◆ YOUR INSTRUCTIONS ◆
Find each line containing the string "Thrust". Copy it.

########################################

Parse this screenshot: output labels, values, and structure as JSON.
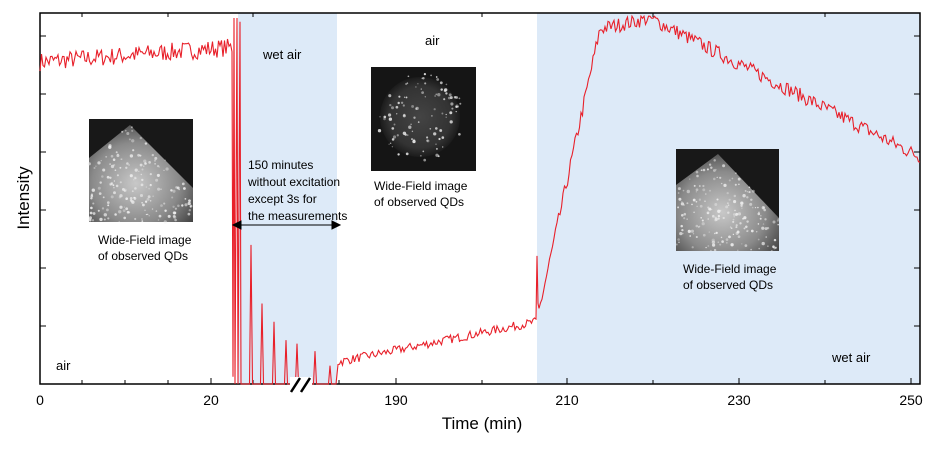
{
  "chart_data": {
    "type": "line",
    "title": "",
    "xlabel": "Time (min)",
    "ylabel": "Intensity",
    "x_ticks": [
      "0",
      "20",
      "190",
      "210",
      "230",
      "250"
    ],
    "axis_break": "between 30 and 180 min",
    "series_color": "#e8202a",
    "wet_air_color": "#ddeaf8",
    "region_labels": {
      "air_left": "air",
      "wet_air_middle": "wet air",
      "air_middle": "air",
      "wet_air_right": "wet air"
    },
    "annotations": {
      "excitation_note": [
        "150 minutes",
        "without excitation",
        "except 3s for",
        "the measurements"
      ],
      "image_caption": [
        "Wide-Field image",
        "of observed QDs"
      ]
    },
    "approx_levels": {
      "air_start_0_22min": 0.9,
      "wet_air_spikes_peak_first": 0.38,
      "air_180_206min_start": 0.06,
      "air_180_206min_end": 0.17,
      "wet_air_peak_at_218min": 1.0,
      "wet_air_end_at_250min": 0.62
    }
  }
}
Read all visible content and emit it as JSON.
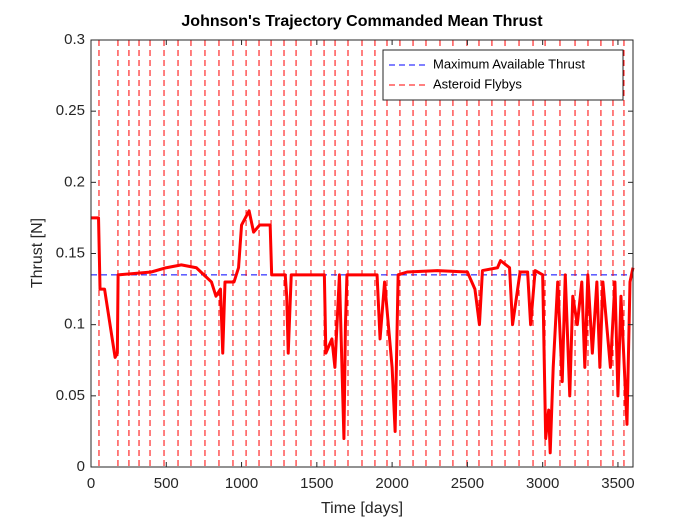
{
  "chart_data": {
    "type": "line",
    "title": "Johnson's Trajectory Commanded Mean Thrust",
    "x_label": "Time [days]",
    "y_label": "Thrust [N]",
    "xlim": [
      0,
      3600
    ],
    "xticks": [
      0,
      500,
      1000,
      1500,
      2000,
      2500,
      3000,
      3500
    ],
    "ylim": [
      0,
      0.3
    ],
    "yticks": [
      0,
      0.05,
      0.1,
      0.15,
      0.2,
      0.25,
      0.3
    ],
    "grid": false,
    "legend": "upper right",
    "series": [
      {
        "name": "Maximum Available Thrust",
        "color": "#0000ff",
        "dash": true,
        "x": [
          0,
          3600
        ],
        "values": [
          0.135,
          0.135
        ]
      },
      {
        "name": "Asteroid Flybys",
        "color": "#ff0000",
        "dash": true,
        "vertical": true,
        "x": [
          53,
          179,
          252,
          319,
          392,
          485,
          578,
          664,
          757,
          850,
          943,
          1030,
          1116,
          1196,
          1282,
          1362,
          1461,
          1548,
          1621,
          1707,
          1800,
          1886,
          1966,
          2052,
          2139,
          2225,
          2318,
          2404,
          2497,
          2577,
          2663,
          2750,
          2843,
          2936,
          3016,
          3115,
          3215,
          3301,
          3387,
          3467,
          3540
        ]
      },
      {
        "color": "#ff0000",
        "width": 3,
        "x": [
          0,
          50,
          60,
          90,
          160,
          175,
          180,
          400,
          500,
          600,
          700,
          750,
          800,
          830,
          860,
          875,
          890,
          950,
          980,
          1000,
          1050,
          1080,
          1120,
          1190,
          1200,
          1290,
          1300,
          1310,
          1330,
          1550,
          1560,
          1600,
          1620,
          1650,
          1680,
          1690,
          1700,
          1900,
          1920,
          1950,
          2000,
          2020,
          2040,
          2100,
          2300,
          2500,
          2550,
          2580,
          2600,
          2700,
          2720,
          2780,
          2800,
          2850,
          2900,
          2920,
          2950,
          3000,
          3020,
          3040,
          3050,
          3070,
          3100,
          3130,
          3150,
          3180,
          3200,
          3230,
          3260,
          3280,
          3300,
          3330,
          3360,
          3380,
          3400,
          3450,
          3480,
          3500,
          3520,
          3560,
          3580,
          3600
        ],
        "values": [
          0.175,
          0.175,
          0.125,
          0.125,
          0.077,
          0.08,
          0.135,
          0.137,
          0.14,
          0.142,
          0.14,
          0.135,
          0.13,
          0.12,
          0.125,
          0.08,
          0.13,
          0.13,
          0.14,
          0.17,
          0.18,
          0.165,
          0.17,
          0.17,
          0.135,
          0.135,
          0.12,
          0.08,
          0.135,
          0.135,
          0.08,
          0.09,
          0.07,
          0.135,
          0.02,
          0.1,
          0.135,
          0.135,
          0.09,
          0.13,
          0.07,
          0.025,
          0.135,
          0.137,
          0.138,
          0.137,
          0.125,
          0.1,
          0.138,
          0.14,
          0.145,
          0.14,
          0.1,
          0.137,
          0.137,
          0.1,
          0.138,
          0.135,
          0.02,
          0.04,
          0.01,
          0.07,
          0.13,
          0.06,
          0.135,
          0.05,
          0.12,
          0.1,
          0.13,
          0.07,
          0.135,
          0.08,
          0.13,
          0.07,
          0.13,
          0.07,
          0.13,
          0.05,
          0.12,
          0.03,
          0.13,
          0.14
        ]
      }
    ]
  }
}
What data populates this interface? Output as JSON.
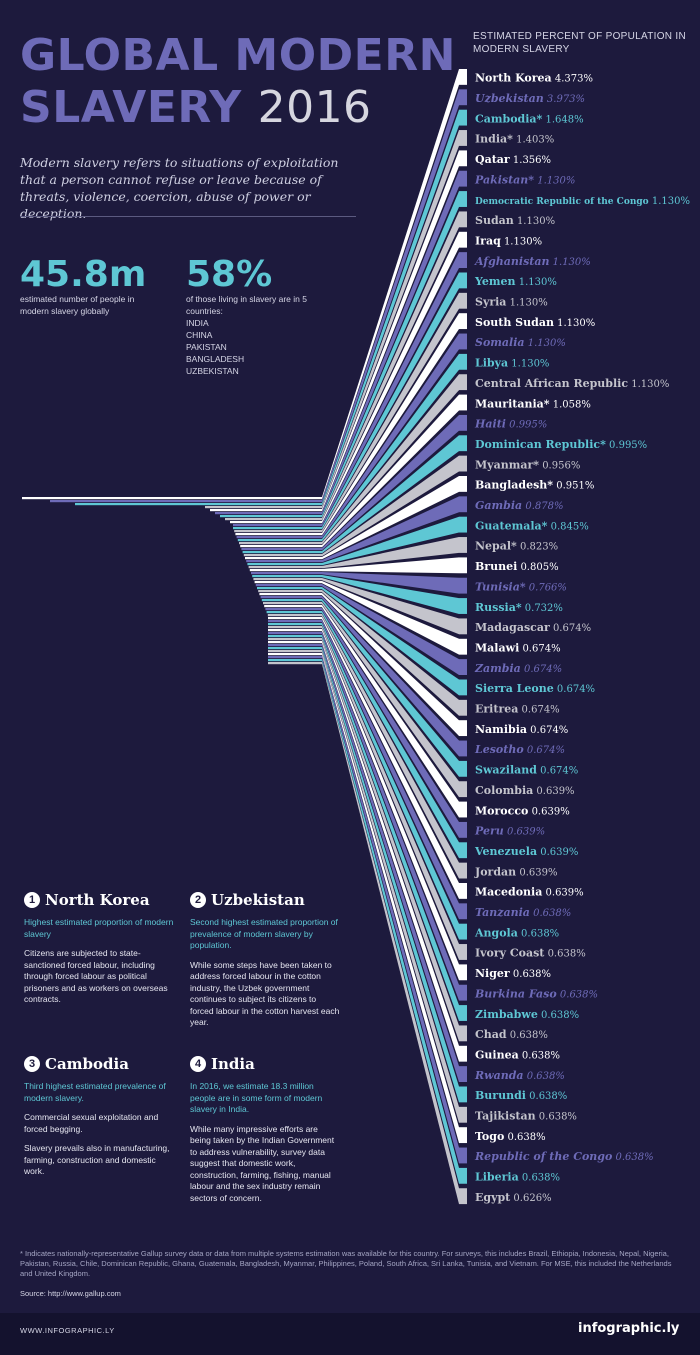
{
  "title": {
    "line1": "GLOBAL MODERN",
    "line2": "SLAVERY",
    "year": "2016"
  },
  "intro": "Modern slavery refers to situations of exploitation that a person cannot refuse or leave because of threats, violence, coercion, abuse of power or deception.",
  "stats": {
    "total": {
      "value": "45.8m",
      "caption": "estimated number of people in modern slavery globally"
    },
    "share": {
      "value": "58%",
      "caption": "of those living in slavery are in 5 countries:",
      "countries": [
        "INDIA",
        "CHINA",
        "PAKISTAN",
        "BANGLADESH",
        "UZBEKISTAN"
      ]
    }
  },
  "chart_title": "ESTIMATED PERCENT OF POPULATION IN MODERN SLAVERY",
  "colors": {
    "background": "#1d1a3d",
    "white": "#ffffff",
    "purple": "#6e6bb8",
    "teal": "#5ec7d4",
    "grey": "#c4c4cc"
  },
  "chart_data": {
    "type": "bar",
    "title": "ESTIMATED PERCENT OF POPULATION IN MODERN SLAVERY",
    "unit": "%",
    "categories": [
      {
        "name": "North Korea",
        "value": "4.373%",
        "color": "white"
      },
      {
        "name": "Uzbekistan",
        "value": "3.973%",
        "color": "purple"
      },
      {
        "name": "Cambodia*",
        "value": "1.648%",
        "color": "teal"
      },
      {
        "name": "India*",
        "value": "1.403%",
        "color": "grey"
      },
      {
        "name": "Qatar",
        "value": "1.356%",
        "color": "white"
      },
      {
        "name": "Pakistan*",
        "value": "1.130%",
        "color": "purple"
      },
      {
        "name": "Democratic Republic of the Congo",
        "value": "1.130%",
        "color": "teal"
      },
      {
        "name": "Sudan",
        "value": "1.130%",
        "color": "grey"
      },
      {
        "name": "Iraq",
        "value": "1.130%",
        "color": "white"
      },
      {
        "name": "Afghanistan",
        "value": "1.130%",
        "color": "purple"
      },
      {
        "name": "Yemen",
        "value": "1.130%",
        "color": "teal"
      },
      {
        "name": "Syria",
        "value": "1.130%",
        "color": "grey"
      },
      {
        "name": "South Sudan",
        "value": "1.130%",
        "color": "white"
      },
      {
        "name": "Somalia",
        "value": "1.130%",
        "color": "purple"
      },
      {
        "name": "Libya",
        "value": "1.130%",
        "color": "teal"
      },
      {
        "name": "Central African Republic",
        "value": "1.130%",
        "color": "grey"
      },
      {
        "name": "Mauritania*",
        "value": "1.058%",
        "color": "white"
      },
      {
        "name": "Haiti",
        "value": "0.995%",
        "color": "purple"
      },
      {
        "name": "Dominican Republic*",
        "value": "0.995%",
        "color": "teal"
      },
      {
        "name": "Myanmar*",
        "value": "0.956%",
        "color": "grey"
      },
      {
        "name": "Bangladesh*",
        "value": "0.951%",
        "color": "white"
      },
      {
        "name": "Gambia",
        "value": "0.878%",
        "color": "purple"
      },
      {
        "name": "Guatemala*",
        "value": "0.845%",
        "color": "teal"
      },
      {
        "name": "Nepal*",
        "value": "0.823%",
        "color": "grey"
      },
      {
        "name": "Brunei",
        "value": "0.805%",
        "color": "white"
      },
      {
        "name": "Tunisia*",
        "value": "0.766%",
        "color": "purple"
      },
      {
        "name": "Russia*",
        "value": "0.732%",
        "color": "teal"
      },
      {
        "name": "Madagascar",
        "value": "0.674%",
        "color": "grey"
      },
      {
        "name": "Malawi",
        "value": "0.674%",
        "color": "white"
      },
      {
        "name": "Zambia",
        "value": "0.674%",
        "color": "purple"
      },
      {
        "name": "Sierra Leone",
        "value": "0.674%",
        "color": "teal"
      },
      {
        "name": "Eritrea",
        "value": "0.674%",
        "color": "grey"
      },
      {
        "name": "Namibia",
        "value": "0.674%",
        "color": "white"
      },
      {
        "name": "Lesotho",
        "value": "0.674%",
        "color": "purple"
      },
      {
        "name": "Swaziland",
        "value": "0.674%",
        "color": "teal"
      },
      {
        "name": "Colombia",
        "value": "0.639%",
        "color": "grey"
      },
      {
        "name": "Morocco",
        "value": "0.639%",
        "color": "white"
      },
      {
        "name": "Peru",
        "value": "0.639%",
        "color": "purple"
      },
      {
        "name": "Venezuela",
        "value": "0.639%",
        "color": "teal"
      },
      {
        "name": "Jordan",
        "value": "0.639%",
        "color": "grey"
      },
      {
        "name": "Macedonia",
        "value": "0.639%",
        "color": "white"
      },
      {
        "name": "Tanzania",
        "value": "0.638%",
        "color": "purple"
      },
      {
        "name": "Angola",
        "value": "0.638%",
        "color": "teal"
      },
      {
        "name": "Ivory Coast",
        "value": "0.638%",
        "color": "grey"
      },
      {
        "name": "Niger",
        "value": "0.638%",
        "color": "white"
      },
      {
        "name": "Burkina Faso",
        "value": "0.638%",
        "color": "purple"
      },
      {
        "name": "Zimbabwe",
        "value": "0.638%",
        "color": "teal"
      },
      {
        "name": "Chad",
        "value": "0.638%",
        "color": "grey"
      },
      {
        "name": "Guinea",
        "value": "0.638%",
        "color": "white"
      },
      {
        "name": "Rwanda",
        "value": "0.638%",
        "color": "purple"
      },
      {
        "name": "Burundi",
        "value": "0.638%",
        "color": "teal"
      },
      {
        "name": "Tajikistan",
        "value": "0.638%",
        "color": "grey"
      },
      {
        "name": "Togo",
        "value": "0.638%",
        "color": "white"
      },
      {
        "name": "Republic of the Congo",
        "value": "0.638%",
        "color": "purple"
      },
      {
        "name": "Liberia",
        "value": "0.638%",
        "color": "teal"
      },
      {
        "name": "Egypt",
        "value": "0.626%",
        "color": "grey"
      }
    ]
  },
  "sections": [
    {
      "num": "1",
      "heading": "North Korea",
      "subtitle": "Highest estimated proportion of modern slavery",
      "body": "Citizens are subjected to state-sanctioned forced labour, including through forced labour as political prisoners and as workers on overseas contracts."
    },
    {
      "num": "2",
      "heading": "Uzbekistan",
      "subtitle": "Second highest estimated proportion of prevalence of modern slavery by population.",
      "body": "While some steps have been taken to address forced labour in the cotton industry, the Uzbek government continues to subject its citizens to forced labour in the cotton harvest each year."
    },
    {
      "num": "3",
      "heading": "Cambodia",
      "subtitle": "Third highest estimated prevalence of modern slavery.",
      "body": "Commercial sexual exploitation and forced begging.",
      "body2": "Slavery prevails also in manufacturing, farming, construction and domestic work."
    },
    {
      "num": "4",
      "heading": "India",
      "subtitle": "In 2016, we estimate 18.3 million people are in some form of modern slavery in India.",
      "body": "While many impressive efforts are being taken by the Indian Government to address vulnerability, survey data suggest that domestic work, construction, farming, fishing, manual labour and the sex industry remain sectors of concern."
    }
  ],
  "footnote": "* Indicates nationally-representative Gallup survey data or data from multiple systems estimation was available for this country. For surveys, this includes Brazil, Ethiopia, Indonesia, Nepal, Nigeria, Pakistan, Russia, Chile, Dominican Republic, Ghana, Guatemala, Bangladesh, Myanmar, Philippines, Poland, South Africa, Sri Lanka, Tunisia, and Vietnam. For MSE, this included the Netherlands and United Kingdom.",
  "source": "Source: http://www.gallup.com",
  "brand_left": "WWW.INFOGRAPHIC.LY",
  "brand_right": "infographic.ly"
}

########################################

◆ WRITTEN ANSWER ◆
    "title": "Johnson's Trajectory Commanded Mean Thrust",
    "y_label": "Thrust [N]",
        "name": "Maximum Available Thrust",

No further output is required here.